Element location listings
## Begin

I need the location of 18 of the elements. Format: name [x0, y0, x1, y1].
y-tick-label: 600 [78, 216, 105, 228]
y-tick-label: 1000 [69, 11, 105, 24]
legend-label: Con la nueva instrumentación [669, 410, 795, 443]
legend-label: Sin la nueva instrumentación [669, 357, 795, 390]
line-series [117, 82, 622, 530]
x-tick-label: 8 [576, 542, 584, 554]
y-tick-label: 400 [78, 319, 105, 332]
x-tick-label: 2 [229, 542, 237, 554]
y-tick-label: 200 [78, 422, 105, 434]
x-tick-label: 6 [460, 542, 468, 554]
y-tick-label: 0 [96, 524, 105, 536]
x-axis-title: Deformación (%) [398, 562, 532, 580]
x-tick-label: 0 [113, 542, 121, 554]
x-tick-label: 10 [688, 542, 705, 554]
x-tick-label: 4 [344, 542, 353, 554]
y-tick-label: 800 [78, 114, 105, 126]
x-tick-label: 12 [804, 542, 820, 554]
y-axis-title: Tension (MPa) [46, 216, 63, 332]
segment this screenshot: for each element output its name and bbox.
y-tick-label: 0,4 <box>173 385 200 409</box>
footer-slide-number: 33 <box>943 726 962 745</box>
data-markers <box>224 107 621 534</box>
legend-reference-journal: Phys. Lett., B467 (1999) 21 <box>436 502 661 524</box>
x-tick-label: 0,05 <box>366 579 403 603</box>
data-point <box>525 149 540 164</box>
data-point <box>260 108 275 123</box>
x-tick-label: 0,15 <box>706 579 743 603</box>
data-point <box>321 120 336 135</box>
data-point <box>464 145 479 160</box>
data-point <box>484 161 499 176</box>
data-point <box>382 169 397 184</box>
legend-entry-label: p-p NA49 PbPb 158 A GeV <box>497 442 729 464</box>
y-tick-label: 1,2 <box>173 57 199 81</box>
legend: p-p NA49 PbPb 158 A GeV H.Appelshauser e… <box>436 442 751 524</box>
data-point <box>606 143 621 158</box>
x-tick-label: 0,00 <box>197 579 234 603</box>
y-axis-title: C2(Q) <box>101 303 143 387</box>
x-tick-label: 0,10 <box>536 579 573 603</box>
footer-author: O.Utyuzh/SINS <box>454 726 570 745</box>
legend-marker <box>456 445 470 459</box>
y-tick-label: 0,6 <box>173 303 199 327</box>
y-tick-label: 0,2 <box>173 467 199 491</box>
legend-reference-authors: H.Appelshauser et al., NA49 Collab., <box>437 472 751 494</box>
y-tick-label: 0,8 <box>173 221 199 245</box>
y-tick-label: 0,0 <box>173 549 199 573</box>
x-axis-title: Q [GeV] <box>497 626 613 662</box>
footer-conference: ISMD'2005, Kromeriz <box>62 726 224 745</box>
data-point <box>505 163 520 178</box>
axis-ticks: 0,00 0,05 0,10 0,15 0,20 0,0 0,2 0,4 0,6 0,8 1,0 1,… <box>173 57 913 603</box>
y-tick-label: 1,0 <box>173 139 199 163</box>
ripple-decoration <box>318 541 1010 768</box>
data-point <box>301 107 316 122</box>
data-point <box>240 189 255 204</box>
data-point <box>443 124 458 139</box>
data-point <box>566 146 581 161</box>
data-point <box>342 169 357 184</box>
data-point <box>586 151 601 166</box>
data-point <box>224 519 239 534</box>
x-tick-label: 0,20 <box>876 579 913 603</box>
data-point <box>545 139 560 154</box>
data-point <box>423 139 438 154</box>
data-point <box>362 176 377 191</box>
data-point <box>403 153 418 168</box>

## End

Lay out every line of the data above as a numbered list, leaving out any blank lines.

1. I need the location of 18 of the elements. Format: name [x0, y0, x1, y1].
2. y-tick-label: 600 [78, 216, 105, 228]
3. y-tick-label: 1000 [69, 11, 105, 24]
4. legend-label: Con la nueva instrumentación [669, 410, 795, 443]
5. legend-label: Sin la nueva instrumentación [669, 357, 795, 390]
6. line-series [117, 82, 622, 530]
7. x-tick-label: 8 [576, 542, 584, 554]
8. y-tick-label: 400 [78, 319, 105, 332]
9. x-tick-label: 2 [229, 542, 237, 554]
10. y-tick-label: 200 [78, 422, 105, 434]
11. x-tick-label: 6 [460, 542, 468, 554]
12. y-tick-label: 0 [96, 524, 105, 536]
13. x-axis-title: Deformación (%) [398, 562, 532, 580]
14. x-tick-label: 0 [113, 542, 121, 554]
15. x-tick-label: 10 [688, 542, 705, 554]
16. x-tick-label: 4 [344, 542, 353, 554]
17. y-tick-label: 800 [78, 114, 105, 126]
18. x-tick-label: 12 [804, 542, 820, 554]
19. y-axis-title: Tension (MPa) [46, 216, 63, 332]
20. segment this screenshot: for each element output its name and bbox.
21. y-tick-label: 0,4 <box>173 385 200 409</box>
22. footer-slide-number: 33 <box>943 726 962 745</box>
23. data-markers <box>224 107 621 534</box>
24. legend-reference-journal: Phys. Lett., B467 (1999) 21 <box>436 502 661 524</box>
25. x-tick-label: 0,05 <box>366 579 403 603</box>
26. data-point <box>525 149 540 164</box>
27. data-point <box>260 108 275 123</box>
28. x-tick-label: 0,15 <box>706 579 743 603</box>
29. data-point <box>321 120 336 135</box>
30. data-point <box>464 145 479 160</box>
31. data-point <box>484 161 499 176</box>
32. data-point <box>382 169 397 184</box>
33. legend-entry-label: p-p NA49 PbPb 158 A GeV <box>497 442 729 464</box>
34. y-tick-label: 1,2 <box>173 57 199 81</box>
35. legend: p-p NA49 PbPb 158 A GeV H.Appelshauser e… <box>436 442 751 524</box>
36. data-point <box>606 143 621 158</box>
37. x-tick-label: 0,00 <box>197 579 234 603</box>
38. y-axis-title: C2(Q) <box>101 303 143 387</box>
39. x-tick-label: 0,10 <box>536 579 573 603</box>
40. footer-author: O.Utyuzh/SINS <box>454 726 570 745</box>
41. legend-marker <box>456 445 470 459</box>
42. y-tick-label: 0,6 <box>173 303 199 327</box>
43. y-tick-label: 0,2 <box>173 467 199 491</box>
44. legend-reference-authors: H.Appelshauser et al., NA49 Collab., <box>437 472 751 494</box>
45. y-tick-label: 0,8 <box>173 221 199 245</box>
46. y-tick-label: 0,0 <box>173 549 199 573</box>
47. x-axis-title: Q [GeV] <box>497 626 613 662</box>
48. footer-conference: ISMD'2005, Kromeriz <box>62 726 224 745</box>
49. data-point <box>505 163 520 178</box>
50. axis-ticks: 0,00 0,05 0,10 0,15 0,20 0,0 0,2 0,4 0,6 0,8 1,0 1,… <box>173 57 913 603</box>
51. y-tick-label: 1,0 <box>173 139 199 163</box>
52. ripple-decoration <box>318 541 1010 768</box>
53. data-point <box>301 107 316 122</box>
54. data-point <box>240 189 255 204</box>
55. data-point <box>443 124 458 139</box>
56. data-point <box>566 146 581 161</box>
57. data-point <box>342 169 357 184</box>
58. data-point <box>586 151 601 166</box>
59. data-point <box>224 519 239 534</box>
60. x-tick-label: 0,20 <box>876 579 913 603</box>
61. data-point <box>545 139 560 154</box>
62. data-point <box>423 139 438 154</box>
63. data-point <box>362 176 377 191</box>
64. data-point <box>403 153 418 168</box>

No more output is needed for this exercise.